▶ **Goal**
Please format the lines of all the entries below as a numbered list, leaving out any blank lines.

start Supplied data

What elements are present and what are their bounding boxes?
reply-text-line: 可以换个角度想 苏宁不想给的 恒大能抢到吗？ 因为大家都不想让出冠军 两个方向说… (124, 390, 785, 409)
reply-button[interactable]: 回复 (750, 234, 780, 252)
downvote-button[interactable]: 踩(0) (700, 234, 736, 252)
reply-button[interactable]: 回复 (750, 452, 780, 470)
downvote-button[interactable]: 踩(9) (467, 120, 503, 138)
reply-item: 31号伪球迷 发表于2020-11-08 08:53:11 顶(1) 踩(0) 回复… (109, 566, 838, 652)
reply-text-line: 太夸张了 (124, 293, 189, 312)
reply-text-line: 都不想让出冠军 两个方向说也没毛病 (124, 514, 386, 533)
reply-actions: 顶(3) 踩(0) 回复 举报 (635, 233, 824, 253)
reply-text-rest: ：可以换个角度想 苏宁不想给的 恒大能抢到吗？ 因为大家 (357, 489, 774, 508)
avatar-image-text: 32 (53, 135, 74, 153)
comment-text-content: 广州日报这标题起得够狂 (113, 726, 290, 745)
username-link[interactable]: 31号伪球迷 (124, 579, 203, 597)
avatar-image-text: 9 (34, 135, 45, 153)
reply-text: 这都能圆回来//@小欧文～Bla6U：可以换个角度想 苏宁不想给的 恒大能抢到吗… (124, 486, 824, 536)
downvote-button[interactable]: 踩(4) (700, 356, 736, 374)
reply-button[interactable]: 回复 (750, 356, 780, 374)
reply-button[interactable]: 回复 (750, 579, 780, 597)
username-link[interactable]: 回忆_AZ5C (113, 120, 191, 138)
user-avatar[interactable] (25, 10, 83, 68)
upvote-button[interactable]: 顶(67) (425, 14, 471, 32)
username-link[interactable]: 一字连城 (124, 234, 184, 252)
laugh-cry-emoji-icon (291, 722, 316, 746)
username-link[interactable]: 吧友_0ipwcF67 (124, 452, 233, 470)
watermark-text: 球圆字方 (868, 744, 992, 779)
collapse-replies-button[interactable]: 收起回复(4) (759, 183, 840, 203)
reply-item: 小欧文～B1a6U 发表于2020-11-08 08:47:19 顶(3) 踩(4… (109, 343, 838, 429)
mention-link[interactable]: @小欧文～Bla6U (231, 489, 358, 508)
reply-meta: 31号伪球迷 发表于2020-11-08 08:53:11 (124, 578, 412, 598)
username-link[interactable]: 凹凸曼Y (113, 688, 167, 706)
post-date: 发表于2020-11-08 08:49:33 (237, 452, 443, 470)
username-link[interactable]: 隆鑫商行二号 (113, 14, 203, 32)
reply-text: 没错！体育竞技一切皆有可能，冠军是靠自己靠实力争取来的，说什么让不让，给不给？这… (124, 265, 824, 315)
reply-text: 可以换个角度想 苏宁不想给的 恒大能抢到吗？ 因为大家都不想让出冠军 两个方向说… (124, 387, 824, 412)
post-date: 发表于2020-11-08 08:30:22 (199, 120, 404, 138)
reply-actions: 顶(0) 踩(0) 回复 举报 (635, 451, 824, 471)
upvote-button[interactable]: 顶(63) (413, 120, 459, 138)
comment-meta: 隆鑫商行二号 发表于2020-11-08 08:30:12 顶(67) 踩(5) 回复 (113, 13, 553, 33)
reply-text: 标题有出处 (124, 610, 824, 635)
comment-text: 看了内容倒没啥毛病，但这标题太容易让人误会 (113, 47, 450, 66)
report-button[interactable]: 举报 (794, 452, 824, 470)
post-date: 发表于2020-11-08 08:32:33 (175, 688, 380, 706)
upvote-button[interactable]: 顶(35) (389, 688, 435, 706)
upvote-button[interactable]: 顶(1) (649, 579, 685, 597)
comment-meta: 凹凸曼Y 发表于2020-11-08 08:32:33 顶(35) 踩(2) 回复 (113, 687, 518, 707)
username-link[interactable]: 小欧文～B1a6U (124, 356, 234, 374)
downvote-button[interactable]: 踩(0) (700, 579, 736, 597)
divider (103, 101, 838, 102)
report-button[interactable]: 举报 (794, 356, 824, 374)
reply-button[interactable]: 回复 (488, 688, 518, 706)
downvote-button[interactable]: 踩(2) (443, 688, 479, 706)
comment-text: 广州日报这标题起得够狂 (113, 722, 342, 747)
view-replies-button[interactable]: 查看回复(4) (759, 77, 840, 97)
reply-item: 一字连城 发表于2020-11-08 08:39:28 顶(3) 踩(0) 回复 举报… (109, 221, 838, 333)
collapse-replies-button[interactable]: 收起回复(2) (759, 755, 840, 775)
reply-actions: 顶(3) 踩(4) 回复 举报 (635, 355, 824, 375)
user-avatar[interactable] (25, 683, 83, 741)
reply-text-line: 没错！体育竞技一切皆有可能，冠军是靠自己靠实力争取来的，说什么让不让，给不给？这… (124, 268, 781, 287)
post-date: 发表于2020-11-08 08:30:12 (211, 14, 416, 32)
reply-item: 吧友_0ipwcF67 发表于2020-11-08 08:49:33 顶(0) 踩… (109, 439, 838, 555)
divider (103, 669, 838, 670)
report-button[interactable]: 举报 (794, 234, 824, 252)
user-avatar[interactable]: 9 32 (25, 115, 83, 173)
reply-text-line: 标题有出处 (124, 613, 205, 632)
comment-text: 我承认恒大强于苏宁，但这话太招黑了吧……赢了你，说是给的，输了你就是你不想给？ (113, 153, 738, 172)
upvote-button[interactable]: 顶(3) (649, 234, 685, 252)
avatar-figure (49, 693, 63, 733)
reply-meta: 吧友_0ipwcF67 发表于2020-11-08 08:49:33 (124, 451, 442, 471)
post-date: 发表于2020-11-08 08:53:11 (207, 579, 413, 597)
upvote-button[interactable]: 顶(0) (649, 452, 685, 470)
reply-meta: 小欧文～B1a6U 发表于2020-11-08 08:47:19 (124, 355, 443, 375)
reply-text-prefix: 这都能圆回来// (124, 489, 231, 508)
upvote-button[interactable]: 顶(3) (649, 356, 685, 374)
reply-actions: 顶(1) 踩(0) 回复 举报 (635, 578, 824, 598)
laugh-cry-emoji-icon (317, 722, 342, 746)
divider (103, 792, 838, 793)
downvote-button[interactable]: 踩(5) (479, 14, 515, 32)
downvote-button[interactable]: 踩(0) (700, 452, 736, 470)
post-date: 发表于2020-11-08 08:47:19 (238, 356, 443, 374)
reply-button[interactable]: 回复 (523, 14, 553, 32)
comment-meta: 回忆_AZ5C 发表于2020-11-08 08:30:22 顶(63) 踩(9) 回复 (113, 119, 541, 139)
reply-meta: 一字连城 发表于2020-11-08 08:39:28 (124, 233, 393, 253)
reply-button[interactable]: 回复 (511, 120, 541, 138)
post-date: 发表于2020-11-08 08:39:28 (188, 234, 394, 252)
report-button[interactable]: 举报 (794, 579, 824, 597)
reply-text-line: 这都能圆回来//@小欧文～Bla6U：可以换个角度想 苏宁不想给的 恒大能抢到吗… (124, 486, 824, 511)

end Supplied data

▶ **Expected answer**
1. What elements are present and what are their bounding boxes?
2. reply-text-line: 可以换个角度想 苏宁不想给的 恒大能抢到吗？ 因为大家都不想让出冠军 两个方向说… (124, 390, 785, 409)
3. reply-button[interactable]: 回复 (750, 234, 780, 252)
4. downvote-button[interactable]: 踩(0) (700, 234, 736, 252)
5. reply-button[interactable]: 回复 (750, 452, 780, 470)
6. downvote-button[interactable]: 踩(9) (467, 120, 503, 138)
7. reply-item: 31号伪球迷 发表于2020-11-08 08:53:11 顶(1) 踩(0) 回复… (109, 566, 838, 652)
8. reply-text-line: 太夸张了 (124, 293, 189, 312)
9. reply-text-line: 都不想让出冠军 两个方向说也没毛病 (124, 514, 386, 533)
10. reply-actions: 顶(3) 踩(0) 回复 举报 (635, 233, 824, 253)
11. reply-text-rest: ：可以换个角度想 苏宁不想给的 恒大能抢到吗？ 因为大家 (357, 489, 774, 508)
12. avatar-image-text: 32 (53, 135, 74, 153)
13. comment-text-content: 广州日报这标题起得够狂 (113, 726, 290, 745)
14. username-link[interactable]: 31号伪球迷 (124, 579, 203, 597)
15. avatar-image-text: 9 (34, 135, 45, 153)
16. reply-text: 这都能圆回来//@小欧文～Bla6U：可以换个角度想 苏宁不想给的 恒大能抢到吗… (124, 486, 824, 536)
17. downvote-button[interactable]: 踩(4) (700, 356, 736, 374)
18. reply-button[interactable]: 回复 (750, 356, 780, 374)
19. reply-button[interactable]: 回复 (750, 579, 780, 597)
20. username-link[interactable]: 回忆_AZ5C (113, 120, 191, 138)
21. user-avatar[interactable] (25, 10, 83, 68)
22. upvote-button[interactable]: 顶(67) (425, 14, 471, 32)
23. username-link[interactable]: 一字连城 (124, 234, 184, 252)
24. laugh-cry-emoji-icon (291, 722, 316, 746)
25. username-link[interactable]: 吧友_0ipwcF67 (124, 452, 233, 470)
26. watermark-text: 球圆字方 (868, 744, 992, 779)
27. collapse-replies-button[interactable]: 收起回复(4) (759, 183, 840, 203)
28. reply-item: 小欧文～B1a6U 发表于2020-11-08 08:47:19 顶(3) 踩(4… (109, 343, 838, 429)
29. mention-link[interactable]: @小欧文～Bla6U (231, 489, 358, 508)
30. reply-meta: 31号伪球迷 发表于2020-11-08 08:53:11 (124, 578, 412, 598)
31. username-link[interactable]: 凹凸曼Y (113, 688, 167, 706)
32. post-date: 发表于2020-11-08 08:49:33 (237, 452, 443, 470)
33. username-link[interactable]: 隆鑫商行二号 (113, 14, 203, 32)
34. reply-text: 没错！体育竞技一切皆有可能，冠军是靠自己靠实力争取来的，说什么让不让，给不给？这… (124, 265, 824, 315)
35. reply-text: 可以换个角度想 苏宁不想给的 恒大能抢到吗？ 因为大家都不想让出冠军 两个方向说… (124, 387, 824, 412)
36. post-date: 发表于2020-11-08 08:30:22 (199, 120, 404, 138)
37. reply-actions: 顶(0) 踩(0) 回复 举报 (635, 451, 824, 471)
38. upvote-button[interactable]: 顶(63) (413, 120, 459, 138)
39. comment-meta: 隆鑫商行二号 发表于2020-11-08 08:30:12 顶(67) 踩(5) 回复 (113, 13, 553, 33)
40. reply-text: 标题有出处 (124, 610, 824, 635)
41. comment-text: 看了内容倒没啥毛病，但这标题太容易让人误会 (113, 47, 450, 66)
42. report-button[interactable]: 举报 (794, 452, 824, 470)
43. post-date: 发表于2020-11-08 08:32:33 (175, 688, 380, 706)
44. upvote-button[interactable]: 顶(35) (389, 688, 435, 706)
45. upvote-button[interactable]: 顶(1) (649, 579, 685, 597)
46. comment-meta: 凹凸曼Y 发表于2020-11-08 08:32:33 顶(35) 踩(2) 回复 (113, 687, 518, 707)
47. username-link[interactable]: 小欧文～B1a6U (124, 356, 234, 374)
48. downvote-button[interactable]: 踩(0) (700, 579, 736, 597)
49. divider (103, 101, 838, 102)
50. report-button[interactable]: 举报 (794, 356, 824, 374)
51. reply-button[interactable]: 回复 (488, 688, 518, 706)
52. downvote-button[interactable]: 踩(2) (443, 688, 479, 706)
53. comment-text: 广州日报这标题起得够狂 (113, 722, 342, 747)
54. view-replies-button[interactable]: 查看回复(4) (759, 77, 840, 97)
55. reply-item: 一字连城 发表于2020-11-08 08:39:28 顶(3) 踩(0) 回复 举报… (109, 221, 838, 333)
56. collapse-replies-button[interactable]: 收起回复(2) (759, 755, 840, 775)
57. reply-actions: 顶(3) 踩(4) 回复 举报 (635, 355, 824, 375)
58. user-avatar[interactable] (25, 683, 83, 741)
59. reply-text-line: 没错！体育竞技一切皆有可能，冠军是靠自己靠实力争取来的，说什么让不让，给不给？这… (124, 268, 781, 287)
60. post-date: 发表于2020-11-08 08:30:12 (211, 14, 416, 32)
61. reply-item: 吧友_0ipwcF67 发表于2020-11-08 08:49:33 顶(0) 踩… (109, 439, 838, 555)
62. divider (103, 669, 838, 670)
63. report-button[interactable]: 举报 (794, 234, 824, 252)
64. user-avatar[interactable]: 9 32 (25, 115, 83, 173)
65. reply-text-line: 标题有出处 (124, 613, 205, 632)
66. comment-text: 我承认恒大强于苏宁，但这话太招黑了吧……赢了你，说是给的，输了你就是你不想给？ (113, 153, 738, 172)
67. upvote-button[interactable]: 顶(3) (649, 234, 685, 252)
68. avatar-figure (49, 693, 63, 733)
69. reply-meta: 吧友_0ipwcF67 发表于2020-11-08 08:49:33 (124, 451, 442, 471)
70. post-date: 发表于2020-11-08 08:53:11 (207, 579, 413, 597)
71. upvote-button[interactable]: 顶(0) (649, 452, 685, 470)
72. reply-meta: 小欧文～B1a6U 发表于2020-11-08 08:47:19 (124, 355, 443, 375)
73. reply-text-prefix: 这都能圆回来// (124, 489, 231, 508)
74. upvote-button[interactable]: 顶(3) (649, 356, 685, 374)
75. reply-actions: 顶(1) 踩(0) 回复 举报 (635, 578, 824, 598)
76. laugh-cry-emoji-icon (317, 722, 342, 746)
77. divider (103, 792, 838, 793)
78. downvote-button[interactable]: 踩(5) (479, 14, 515, 32)
79. downvote-button[interactable]: 踩(0) (700, 452, 736, 470)
80. post-date: 发表于2020-11-08 08:47:19 (238, 356, 443, 374)
81. reply-button[interactable]: 回复 (523, 14, 553, 32)
82. comment-meta: 回忆_AZ5C 发表于2020-11-08 08:30:22 顶(63) 踩(9) 回复 (113, 119, 541, 139)
83. reply-meta: 一字连城 发表于2020-11-08 08:39:28 (124, 233, 393, 253)
84. reply-button[interactable]: 回复 (511, 120, 541, 138)
85. post-date: 发表于2020-11-08 08:39:28 (188, 234, 394, 252)
86. report-button[interactable]: 举报 (794, 579, 824, 597)
87. reply-text-line: 这都能圆回来//@小欧文～Bla6U：可以换个角度想 苏宁不想给的 恒大能抢到吗… (124, 486, 824, 511)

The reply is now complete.